* BEGIN INPUT MATERIAL *

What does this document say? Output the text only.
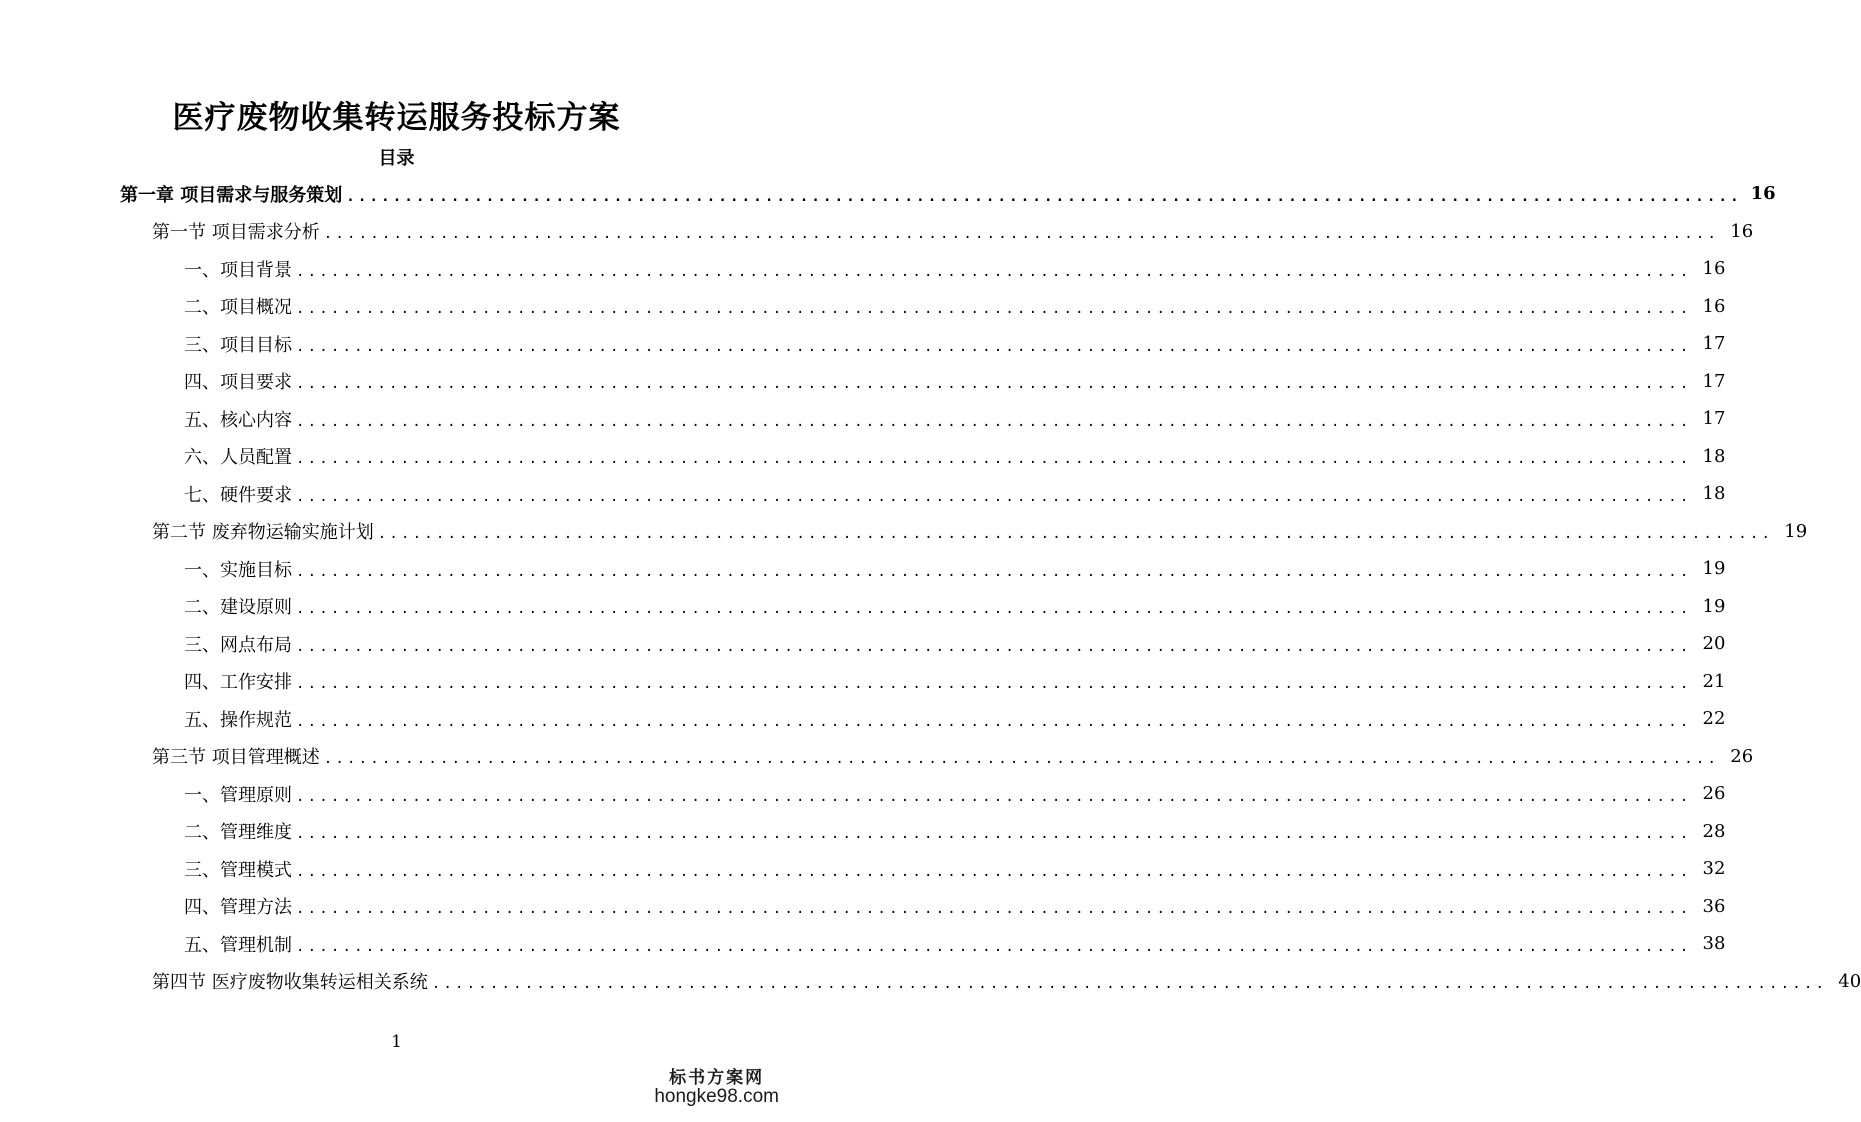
医疗废物收集转运服务投标方案
目录
第一章 项目需求与服务策划 ........................................................................................................................ 16
第一节 项目需求分析 ........................................................................................................................ 16
一、项目背景 ........................................................................................................................ 16
二、项目概况 ........................................................................................................................ 16
三、项目目标 ........................................................................................................................ 17
四、项目要求 ........................................................................................................................ 17
五、核心内容 ........................................................................................................................ 17
六、人员配置 ........................................................................................................................ 18
七、硬件要求 ........................................................................................................................ 18
第二节 废弃物运输实施计划 ........................................................................................................................ 19
一、实施目标 ........................................................................................................................ 19
二、建设原则 ........................................................................................................................ 19
三、网点布局 ........................................................................................................................ 20
四、工作安排 ........................................................................................................................ 21
五、操作规范 ........................................................................................................................ 22
第三节 项目管理概述 ........................................................................................................................ 26
一、管理原则 ........................................................................................................................ 26
二、管理维度 ........................................................................................................................ 28
三、管理模式 ........................................................................................................................ 32
四、管理方法 ........................................................................................................................ 36
五、管理机制 ........................................................................................................................ 38
第四节 医疗废物收集转运相关系统 ........................................................................................................................ 40
1
标书方案网
hongke98.com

* END INPUT MATERIAL *

TASK REQUIREMENTS: Will you restate every entry word for word and omit the images?

WRITTEN REPLY:
What does this document say? Output the text only.
医疗废物收集转运服务投标方案
目录
第一章 项目需求与服务策划 ........................................................................................................................ 16
第一节 项目需求分析 ........................................................................................................................ 16
一、项目背景 ........................................................................................................................ 16
二、项目概况 ........................................................................................................................ 16
三、项目目标 ........................................................................................................................ 17
四、项目要求 ........................................................................................................................ 17
五、核心内容 ........................................................................................................................ 17
六、人员配置 ........................................................................................................................ 18
七、硬件要求 ........................................................................................................................ 18
第二节 废弃物运输实施计划 ........................................................................................................................ 19
一、实施目标 ........................................................................................................................ 19
二、建设原则 ........................................................................................................................ 19
三、网点布局 ........................................................................................................................ 20
四、工作安排 ........................................................................................................................ 21
五、操作规范 ........................................................................................................................ 22
第三节 项目管理概述 ........................................................................................................................ 26
一、管理原则 ........................................................................................................................ 26
二、管理维度 ........................................................................................................................ 28
三、管理模式 ........................................................................................................................ 32
四、管理方法 ........................................................................................................................ 36
五、管理机制 ........................................................................................................................ 38
第四节 医疗废物收集转运相关系统 ........................................................................................................................ 40
1
标书方案网
hongke98.com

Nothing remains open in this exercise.